> _WRITTEN REQUEST_
State the number of lines that contain the word "JSON", and add nothing else.

> _SUPPLIED ENTRIES_
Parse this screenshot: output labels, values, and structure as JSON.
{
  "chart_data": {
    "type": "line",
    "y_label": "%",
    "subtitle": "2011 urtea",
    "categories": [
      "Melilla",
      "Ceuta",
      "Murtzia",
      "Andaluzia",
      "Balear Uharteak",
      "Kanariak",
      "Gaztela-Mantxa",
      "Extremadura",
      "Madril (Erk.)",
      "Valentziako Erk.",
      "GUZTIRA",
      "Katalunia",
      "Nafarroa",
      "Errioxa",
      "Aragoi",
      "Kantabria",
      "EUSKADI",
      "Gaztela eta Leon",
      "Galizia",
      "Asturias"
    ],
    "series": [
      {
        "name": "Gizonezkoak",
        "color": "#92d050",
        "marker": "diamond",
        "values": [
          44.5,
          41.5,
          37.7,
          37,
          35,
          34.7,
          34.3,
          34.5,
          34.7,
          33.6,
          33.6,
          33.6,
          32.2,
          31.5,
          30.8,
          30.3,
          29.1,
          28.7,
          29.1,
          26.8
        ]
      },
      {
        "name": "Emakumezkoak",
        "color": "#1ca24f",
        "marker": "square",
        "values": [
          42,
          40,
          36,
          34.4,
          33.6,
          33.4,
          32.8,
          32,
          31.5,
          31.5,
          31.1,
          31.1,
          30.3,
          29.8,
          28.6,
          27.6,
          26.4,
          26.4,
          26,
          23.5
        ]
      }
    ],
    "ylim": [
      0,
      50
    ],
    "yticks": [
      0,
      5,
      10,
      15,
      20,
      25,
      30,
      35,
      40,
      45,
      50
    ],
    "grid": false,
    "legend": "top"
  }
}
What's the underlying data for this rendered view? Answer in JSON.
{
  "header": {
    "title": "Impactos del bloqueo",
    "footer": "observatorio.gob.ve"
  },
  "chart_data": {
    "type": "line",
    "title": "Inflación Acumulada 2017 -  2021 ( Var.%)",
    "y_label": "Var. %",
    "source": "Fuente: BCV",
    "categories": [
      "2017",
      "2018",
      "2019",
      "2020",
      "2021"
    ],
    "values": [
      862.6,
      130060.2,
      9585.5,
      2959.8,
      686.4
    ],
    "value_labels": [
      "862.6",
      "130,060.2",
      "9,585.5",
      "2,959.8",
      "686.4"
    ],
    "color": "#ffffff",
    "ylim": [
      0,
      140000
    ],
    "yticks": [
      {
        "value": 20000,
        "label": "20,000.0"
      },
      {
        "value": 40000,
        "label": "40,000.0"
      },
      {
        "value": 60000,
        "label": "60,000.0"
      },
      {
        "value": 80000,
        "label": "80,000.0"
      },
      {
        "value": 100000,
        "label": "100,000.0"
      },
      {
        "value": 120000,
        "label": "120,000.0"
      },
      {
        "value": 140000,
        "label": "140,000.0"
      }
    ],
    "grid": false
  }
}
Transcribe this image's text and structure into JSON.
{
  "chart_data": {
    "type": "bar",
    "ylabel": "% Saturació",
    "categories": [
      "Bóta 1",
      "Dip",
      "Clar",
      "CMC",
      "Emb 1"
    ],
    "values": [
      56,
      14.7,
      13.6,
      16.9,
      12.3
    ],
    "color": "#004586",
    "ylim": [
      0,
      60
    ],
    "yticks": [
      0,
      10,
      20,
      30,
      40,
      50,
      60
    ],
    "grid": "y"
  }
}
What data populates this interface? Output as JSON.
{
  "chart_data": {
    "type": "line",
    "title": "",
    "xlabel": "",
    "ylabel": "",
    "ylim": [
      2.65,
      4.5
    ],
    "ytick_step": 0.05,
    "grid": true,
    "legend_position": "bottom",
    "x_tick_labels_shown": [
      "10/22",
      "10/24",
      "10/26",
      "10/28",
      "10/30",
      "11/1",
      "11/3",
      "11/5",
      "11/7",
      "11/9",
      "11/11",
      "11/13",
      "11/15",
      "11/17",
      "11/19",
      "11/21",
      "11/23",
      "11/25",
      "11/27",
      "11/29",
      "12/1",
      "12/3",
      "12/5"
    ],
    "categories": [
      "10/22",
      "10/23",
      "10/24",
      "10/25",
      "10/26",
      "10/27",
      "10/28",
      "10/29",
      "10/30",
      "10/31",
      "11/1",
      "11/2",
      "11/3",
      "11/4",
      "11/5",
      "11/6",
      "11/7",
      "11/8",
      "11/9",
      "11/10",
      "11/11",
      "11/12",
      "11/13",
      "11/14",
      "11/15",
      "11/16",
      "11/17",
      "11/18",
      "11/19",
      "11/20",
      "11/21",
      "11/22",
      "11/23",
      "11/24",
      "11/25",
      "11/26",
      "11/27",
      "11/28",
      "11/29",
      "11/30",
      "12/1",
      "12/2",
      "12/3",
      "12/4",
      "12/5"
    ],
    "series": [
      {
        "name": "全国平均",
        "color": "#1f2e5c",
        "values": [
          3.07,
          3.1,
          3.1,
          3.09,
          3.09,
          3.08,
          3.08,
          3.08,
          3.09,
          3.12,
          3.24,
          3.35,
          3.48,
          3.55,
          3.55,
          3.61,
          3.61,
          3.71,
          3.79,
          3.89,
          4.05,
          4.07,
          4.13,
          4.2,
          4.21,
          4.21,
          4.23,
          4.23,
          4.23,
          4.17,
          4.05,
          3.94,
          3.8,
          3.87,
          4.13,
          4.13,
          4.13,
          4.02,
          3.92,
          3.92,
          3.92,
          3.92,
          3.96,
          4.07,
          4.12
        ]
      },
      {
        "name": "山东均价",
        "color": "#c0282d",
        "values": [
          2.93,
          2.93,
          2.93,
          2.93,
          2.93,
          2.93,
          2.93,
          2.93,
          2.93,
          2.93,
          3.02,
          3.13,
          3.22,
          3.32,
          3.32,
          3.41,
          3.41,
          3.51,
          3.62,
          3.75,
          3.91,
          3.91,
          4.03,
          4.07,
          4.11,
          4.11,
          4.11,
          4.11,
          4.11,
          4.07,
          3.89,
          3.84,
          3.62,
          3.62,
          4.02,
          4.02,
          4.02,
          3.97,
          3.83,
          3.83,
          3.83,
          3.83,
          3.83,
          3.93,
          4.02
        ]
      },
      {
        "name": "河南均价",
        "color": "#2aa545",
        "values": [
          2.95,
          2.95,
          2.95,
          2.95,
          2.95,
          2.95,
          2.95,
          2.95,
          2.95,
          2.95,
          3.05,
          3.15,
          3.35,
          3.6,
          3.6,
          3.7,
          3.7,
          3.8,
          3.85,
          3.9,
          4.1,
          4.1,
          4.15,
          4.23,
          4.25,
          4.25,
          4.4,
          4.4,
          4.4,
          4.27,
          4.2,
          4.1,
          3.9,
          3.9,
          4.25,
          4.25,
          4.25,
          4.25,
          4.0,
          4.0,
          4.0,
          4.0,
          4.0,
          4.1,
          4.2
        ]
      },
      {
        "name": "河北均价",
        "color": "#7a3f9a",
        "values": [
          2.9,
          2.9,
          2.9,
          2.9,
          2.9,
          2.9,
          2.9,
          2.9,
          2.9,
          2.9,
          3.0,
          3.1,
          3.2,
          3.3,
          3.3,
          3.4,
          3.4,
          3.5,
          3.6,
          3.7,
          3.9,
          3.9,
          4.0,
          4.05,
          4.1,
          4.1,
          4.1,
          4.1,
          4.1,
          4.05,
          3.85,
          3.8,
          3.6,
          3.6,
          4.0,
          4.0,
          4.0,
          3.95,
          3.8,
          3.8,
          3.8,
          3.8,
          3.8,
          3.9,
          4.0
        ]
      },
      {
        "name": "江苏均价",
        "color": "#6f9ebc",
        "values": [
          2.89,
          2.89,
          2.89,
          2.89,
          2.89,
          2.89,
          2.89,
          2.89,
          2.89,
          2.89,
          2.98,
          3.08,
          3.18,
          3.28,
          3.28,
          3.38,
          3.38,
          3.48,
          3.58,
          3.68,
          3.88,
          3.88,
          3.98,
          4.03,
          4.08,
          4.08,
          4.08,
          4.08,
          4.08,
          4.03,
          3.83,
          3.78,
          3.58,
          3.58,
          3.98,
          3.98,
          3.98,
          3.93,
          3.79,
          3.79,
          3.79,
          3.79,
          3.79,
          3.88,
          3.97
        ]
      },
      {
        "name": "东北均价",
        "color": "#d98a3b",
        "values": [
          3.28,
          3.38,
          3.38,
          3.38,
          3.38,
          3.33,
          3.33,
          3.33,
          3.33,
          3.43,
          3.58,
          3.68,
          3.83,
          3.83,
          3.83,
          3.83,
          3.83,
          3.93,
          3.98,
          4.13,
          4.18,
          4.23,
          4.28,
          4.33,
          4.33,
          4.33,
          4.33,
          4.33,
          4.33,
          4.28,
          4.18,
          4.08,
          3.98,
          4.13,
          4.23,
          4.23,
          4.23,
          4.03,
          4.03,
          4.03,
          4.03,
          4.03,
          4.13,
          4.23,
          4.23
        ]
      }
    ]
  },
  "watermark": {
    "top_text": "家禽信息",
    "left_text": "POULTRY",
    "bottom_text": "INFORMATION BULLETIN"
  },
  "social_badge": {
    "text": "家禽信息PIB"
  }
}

> _WRITTEN ANSWER_
4